WRITTEN TASK: Transcribe all of the material exactly, except for its pictures.

[Items listed in a dataset]

↓↓↓

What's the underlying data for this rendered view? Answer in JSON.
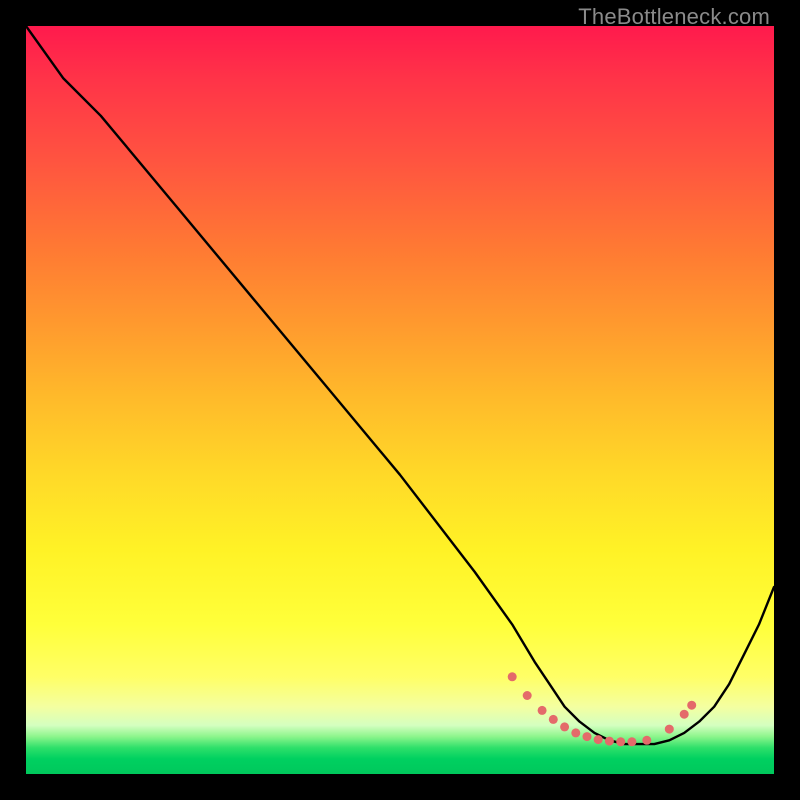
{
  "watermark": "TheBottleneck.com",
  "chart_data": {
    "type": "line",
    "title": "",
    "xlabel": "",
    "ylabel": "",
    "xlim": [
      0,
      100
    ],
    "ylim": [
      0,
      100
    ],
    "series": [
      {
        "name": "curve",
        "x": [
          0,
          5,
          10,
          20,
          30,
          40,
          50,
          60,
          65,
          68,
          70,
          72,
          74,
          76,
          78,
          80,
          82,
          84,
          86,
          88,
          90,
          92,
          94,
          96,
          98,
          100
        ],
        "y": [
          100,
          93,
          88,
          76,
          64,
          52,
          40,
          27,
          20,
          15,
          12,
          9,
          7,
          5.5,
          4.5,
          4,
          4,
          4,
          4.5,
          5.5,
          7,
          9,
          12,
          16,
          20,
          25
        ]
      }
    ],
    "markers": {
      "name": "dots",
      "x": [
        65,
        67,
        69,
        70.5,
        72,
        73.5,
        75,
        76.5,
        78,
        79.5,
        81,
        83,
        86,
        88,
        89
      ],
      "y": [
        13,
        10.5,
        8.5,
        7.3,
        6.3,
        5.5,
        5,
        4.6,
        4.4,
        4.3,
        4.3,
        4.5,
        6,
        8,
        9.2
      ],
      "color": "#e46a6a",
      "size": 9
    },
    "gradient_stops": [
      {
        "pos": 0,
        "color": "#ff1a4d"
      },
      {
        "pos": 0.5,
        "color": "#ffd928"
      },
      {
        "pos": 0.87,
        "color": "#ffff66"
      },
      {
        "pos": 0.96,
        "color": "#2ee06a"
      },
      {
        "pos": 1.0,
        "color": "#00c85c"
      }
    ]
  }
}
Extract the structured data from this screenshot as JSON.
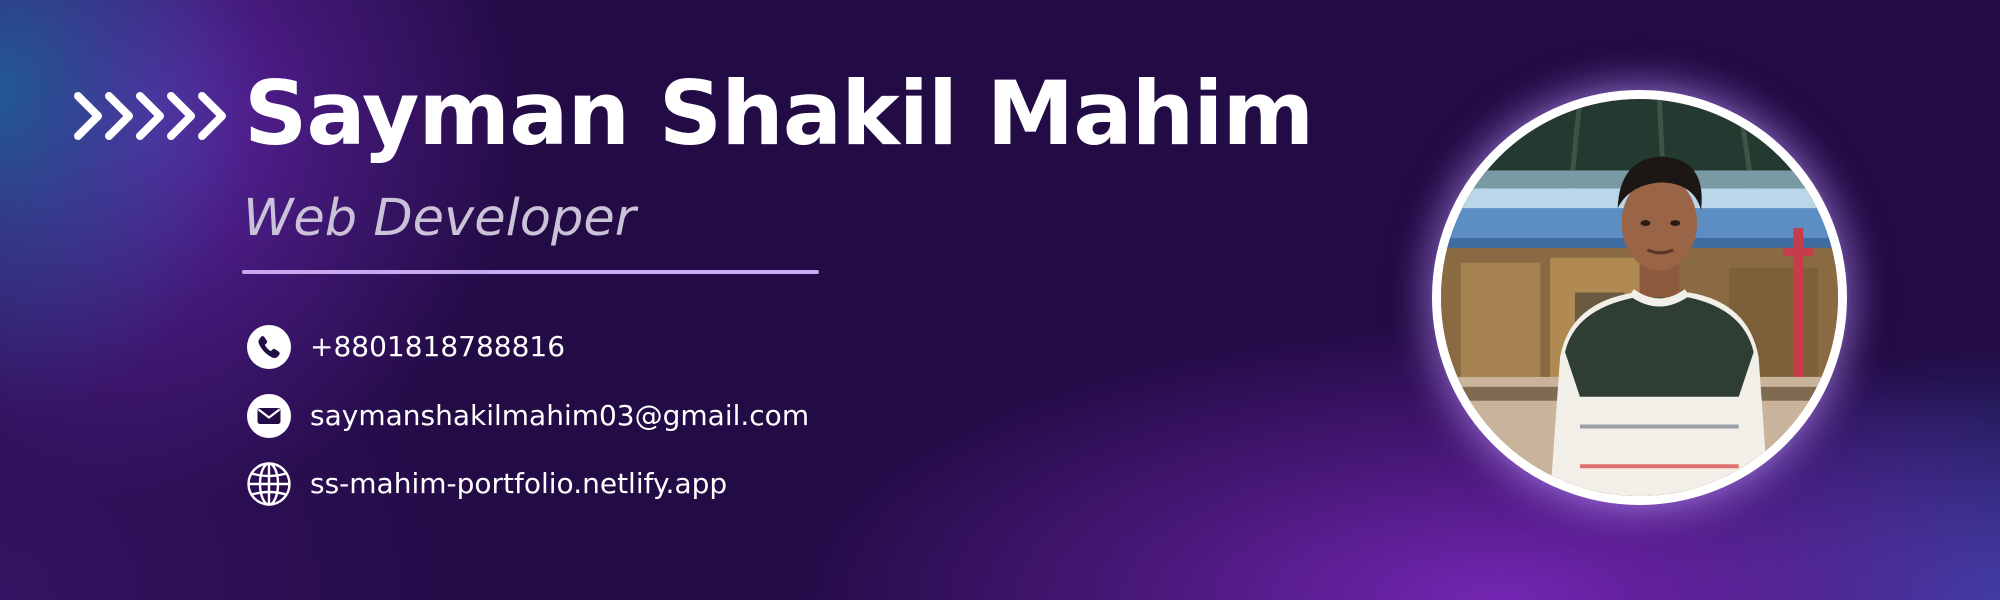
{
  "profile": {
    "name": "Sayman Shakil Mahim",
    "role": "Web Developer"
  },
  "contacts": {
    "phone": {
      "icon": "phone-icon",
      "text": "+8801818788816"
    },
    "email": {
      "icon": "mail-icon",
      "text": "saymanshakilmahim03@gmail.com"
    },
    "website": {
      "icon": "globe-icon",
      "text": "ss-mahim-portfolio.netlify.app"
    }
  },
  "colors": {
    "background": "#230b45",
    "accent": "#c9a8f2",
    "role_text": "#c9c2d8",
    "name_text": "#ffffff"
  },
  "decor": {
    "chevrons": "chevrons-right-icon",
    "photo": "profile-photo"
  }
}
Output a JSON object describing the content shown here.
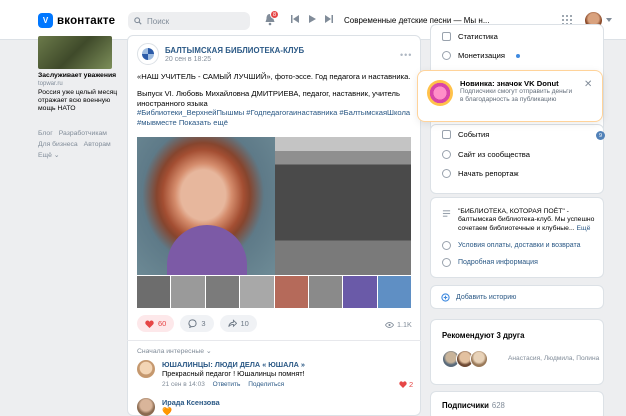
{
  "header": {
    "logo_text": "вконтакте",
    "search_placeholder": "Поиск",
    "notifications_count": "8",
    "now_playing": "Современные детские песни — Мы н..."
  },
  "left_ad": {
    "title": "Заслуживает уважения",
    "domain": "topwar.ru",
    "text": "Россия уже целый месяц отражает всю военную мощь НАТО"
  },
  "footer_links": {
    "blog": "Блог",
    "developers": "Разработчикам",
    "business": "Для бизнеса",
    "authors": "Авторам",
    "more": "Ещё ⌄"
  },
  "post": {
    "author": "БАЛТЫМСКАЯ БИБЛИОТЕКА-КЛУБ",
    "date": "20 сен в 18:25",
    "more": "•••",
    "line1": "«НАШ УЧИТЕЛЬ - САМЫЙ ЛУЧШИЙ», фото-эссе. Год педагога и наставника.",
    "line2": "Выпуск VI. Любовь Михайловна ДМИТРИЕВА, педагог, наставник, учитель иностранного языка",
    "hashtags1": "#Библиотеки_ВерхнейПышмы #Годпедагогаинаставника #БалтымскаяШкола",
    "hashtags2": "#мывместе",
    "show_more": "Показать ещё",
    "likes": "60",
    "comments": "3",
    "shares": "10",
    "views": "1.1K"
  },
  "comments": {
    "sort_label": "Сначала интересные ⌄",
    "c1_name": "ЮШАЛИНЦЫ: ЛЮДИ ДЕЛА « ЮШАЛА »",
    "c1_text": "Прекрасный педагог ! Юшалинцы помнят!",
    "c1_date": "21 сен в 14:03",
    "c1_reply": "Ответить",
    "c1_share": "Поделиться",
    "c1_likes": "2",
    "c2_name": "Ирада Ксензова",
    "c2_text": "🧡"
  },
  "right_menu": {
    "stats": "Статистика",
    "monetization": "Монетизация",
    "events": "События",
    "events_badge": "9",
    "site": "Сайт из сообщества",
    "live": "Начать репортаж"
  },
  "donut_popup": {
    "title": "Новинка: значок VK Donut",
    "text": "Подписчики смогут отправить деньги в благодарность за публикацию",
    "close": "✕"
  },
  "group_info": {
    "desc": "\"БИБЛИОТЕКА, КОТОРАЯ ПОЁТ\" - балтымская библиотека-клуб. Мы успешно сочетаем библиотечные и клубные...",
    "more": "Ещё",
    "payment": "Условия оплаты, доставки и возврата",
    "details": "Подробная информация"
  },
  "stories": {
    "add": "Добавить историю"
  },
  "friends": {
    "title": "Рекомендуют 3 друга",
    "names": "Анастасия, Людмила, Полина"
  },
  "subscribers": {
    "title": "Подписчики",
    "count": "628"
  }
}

↑↑↑

IN RESPONSE:
What's the underlying data for this rendered view? Answer in JSON.
{
  "watermark": "TheBottleneck.com",
  "chart_data": {
    "type": "line",
    "title": "",
    "xlabel": "",
    "ylabel": "",
    "xlim": [
      0,
      100
    ],
    "ylim": [
      0,
      100
    ],
    "series": [
      {
        "name": "curve",
        "x": [
          0,
          5,
          10,
          20,
          30,
          40,
          50,
          60,
          65,
          68,
          70,
          72,
          74,
          76,
          78,
          80,
          82,
          84,
          86,
          88,
          90,
          92,
          94,
          96,
          98,
          100
        ],
        "y": [
          100,
          93,
          88,
          76,
          64,
          52,
          40,
          27,
          20,
          15,
          12,
          9,
          7,
          5.5,
          4.5,
          4,
          4,
          4,
          4.5,
          5.5,
          7,
          9,
          12,
          16,
          20,
          25
        ]
      }
    ],
    "markers": {
      "name": "dots",
      "x": [
        65,
        67,
        69,
        70.5,
        72,
        73.5,
        75,
        76.5,
        78,
        79.5,
        81,
        83,
        86,
        88,
        89
      ],
      "y": [
        13,
        10.5,
        8.5,
        7.3,
        6.3,
        5.5,
        5,
        4.6,
        4.4,
        4.3,
        4.3,
        4.5,
        6,
        8,
        9.2
      ],
      "color": "#e46a6a",
      "size": 9
    },
    "gradient_stops": [
      {
        "pos": 0,
        "color": "#ff1a4d"
      },
      {
        "pos": 0.5,
        "color": "#ffd928"
      },
      {
        "pos": 0.87,
        "color": "#ffff66"
      },
      {
        "pos": 0.96,
        "color": "#2ee06a"
      },
      {
        "pos": 1.0,
        "color": "#00c85c"
      }
    ]
  }
}
Extract the structured data from this screenshot as JSON.
{
  "profile": {
    "name": "Sayman Shakil Mahim",
    "role": "Web Developer"
  },
  "contacts": {
    "phone": {
      "icon": "phone-icon",
      "text": "+8801818788816"
    },
    "email": {
      "icon": "mail-icon",
      "text": "saymanshakilmahim03@gmail.com"
    },
    "website": {
      "icon": "globe-icon",
      "text": "ss-mahim-portfolio.netlify.app"
    }
  },
  "colors": {
    "background": "#230b45",
    "accent": "#c9a8f2",
    "role_text": "#c9c2d8",
    "name_text": "#ffffff"
  },
  "decor": {
    "chevrons": "chevrons-right-icon",
    "photo": "profile-photo"
  }
}
Output a JSON object describing the content shown here.
{
  "header": {
    "logo_text": "вконтакте",
    "search_placeholder": "Поиск",
    "notifications_count": "8",
    "now_playing": "Современные детские песни — Мы н..."
  },
  "left_ad": {
    "title": "Заслуживает уважения",
    "domain": "topwar.ru",
    "text": "Россия уже целый месяц отражает всю военную мощь НАТО"
  },
  "footer_links": {
    "blog": "Блог",
    "developers": "Разработчикам",
    "business": "Для бизнеса",
    "authors": "Авторам",
    "more": "Ещё ⌄"
  },
  "post": {
    "author": "БАЛТЫМСКАЯ БИБЛИОТЕКА-КЛУБ",
    "date": "20 сен в 18:25",
    "more": "•••",
    "line1": "«НАШ УЧИТЕЛЬ - САМЫЙ ЛУЧШИЙ», фото-эссе. Год педагога и наставника.",
    "line2": "Выпуск VI. Любовь Михайловна ДМИТРИЕВА, педагог, наставник, учитель иностранного языка",
    "hashtags1": "#Библиотеки_ВерхнейПышмы #Годпедагогаинаставника #БалтымскаяШкола",
    "hashtags2": "#мывместе",
    "show_more": "Показать ещё",
    "likes": "60",
    "comments": "3",
    "shares": "10",
    "views": "1.1K"
  },
  "comments": {
    "sort_label": "Сначала интересные ⌄",
    "c1_name": "ЮШАЛИНЦЫ: ЛЮДИ ДЕЛА « ЮШАЛА »",
    "c1_text": "Прекрасный педагог ! Юшалинцы помнят!",
    "c1_date": "21 сен в 14:03",
    "c1_reply": "Ответить",
    "c1_share": "Поделиться",
    "c1_likes": "2",
    "c2_name": "Ирада Ксензова",
    "c2_text": "🧡"
  },
  "right_menu": {
    "stats": "Статистика",
    "monetization": "Монетизация",
    "events": "События",
    "events_badge": "9",
    "site": "Сайт из сообщества",
    "live": "Начать репортаж"
  },
  "donut_popup": {
    "title": "Новинка: значок VK Donut",
    "text": "Подписчики смогут отправить деньги в благодарность за публикацию",
    "close": "✕"
  },
  "group_info": {
    "desc": "\"БИБЛИОТЕКА, КОТОРАЯ ПОЁТ\" - балтымская библиотека-клуб. Мы успешно сочетаем библиотечные и клубные...",
    "more": "Ещё",
    "payment": "Условия оплаты, доставки и возврата",
    "details": "Подробная информация"
  },
  "stories": {
    "add": "Добавить историю"
  },
  "friends": {
    "title": "Рекомендуют 3 друга",
    "names": "Анастасия, Людмила, Полина"
  },
  "subscribers": {
    "title": "Подписчики",
    "count": "628"
  }
}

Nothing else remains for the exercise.